#### Task to complete:
Your answer should be a single number: the count of lines containing "that".

======== Input

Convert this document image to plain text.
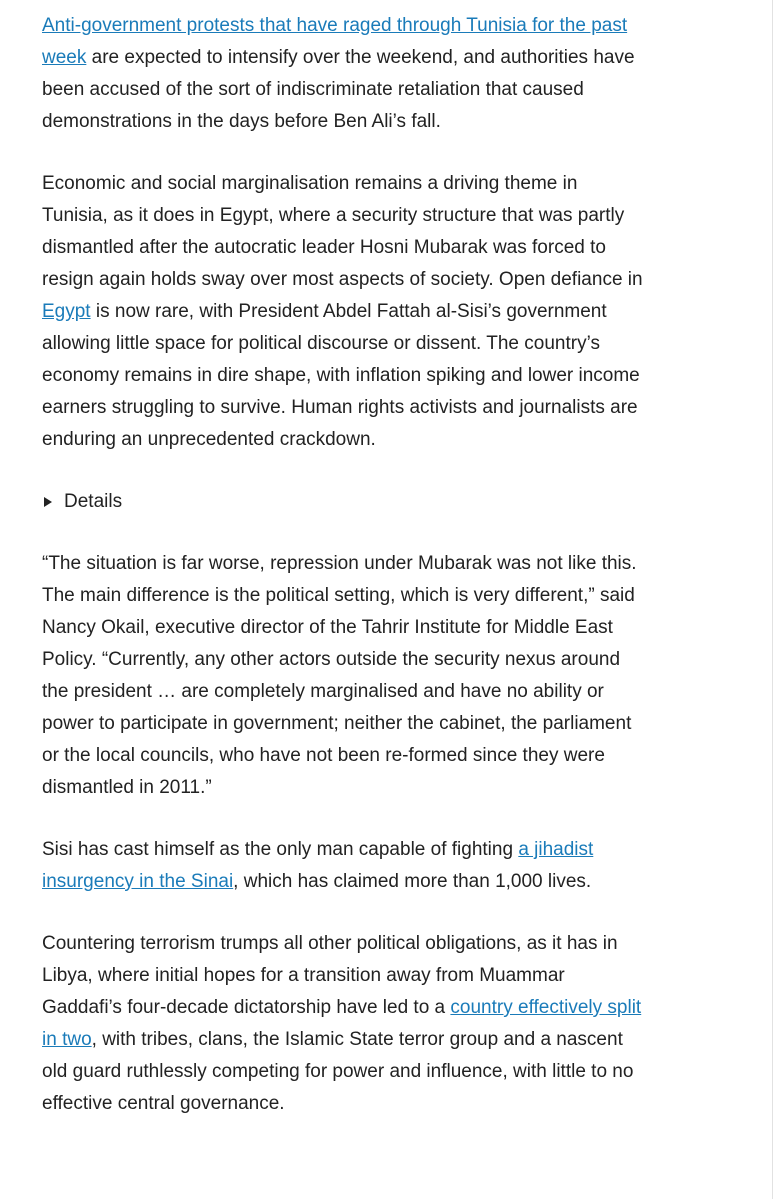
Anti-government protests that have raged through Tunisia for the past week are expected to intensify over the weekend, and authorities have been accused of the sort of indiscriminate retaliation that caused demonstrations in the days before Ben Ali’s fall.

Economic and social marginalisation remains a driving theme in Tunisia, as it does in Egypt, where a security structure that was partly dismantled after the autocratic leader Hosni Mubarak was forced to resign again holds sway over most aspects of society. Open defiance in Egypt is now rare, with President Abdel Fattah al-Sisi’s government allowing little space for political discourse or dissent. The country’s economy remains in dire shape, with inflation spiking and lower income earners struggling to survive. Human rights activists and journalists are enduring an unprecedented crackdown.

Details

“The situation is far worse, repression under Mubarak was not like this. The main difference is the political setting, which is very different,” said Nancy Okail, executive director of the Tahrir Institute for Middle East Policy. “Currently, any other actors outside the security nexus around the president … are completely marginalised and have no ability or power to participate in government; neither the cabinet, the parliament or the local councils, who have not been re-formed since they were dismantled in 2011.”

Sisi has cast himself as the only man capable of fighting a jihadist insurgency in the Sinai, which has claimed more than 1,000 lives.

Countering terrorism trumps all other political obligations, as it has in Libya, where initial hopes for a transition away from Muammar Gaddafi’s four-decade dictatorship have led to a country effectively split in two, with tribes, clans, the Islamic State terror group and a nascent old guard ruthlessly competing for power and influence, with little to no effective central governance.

================

#### Full answer:
2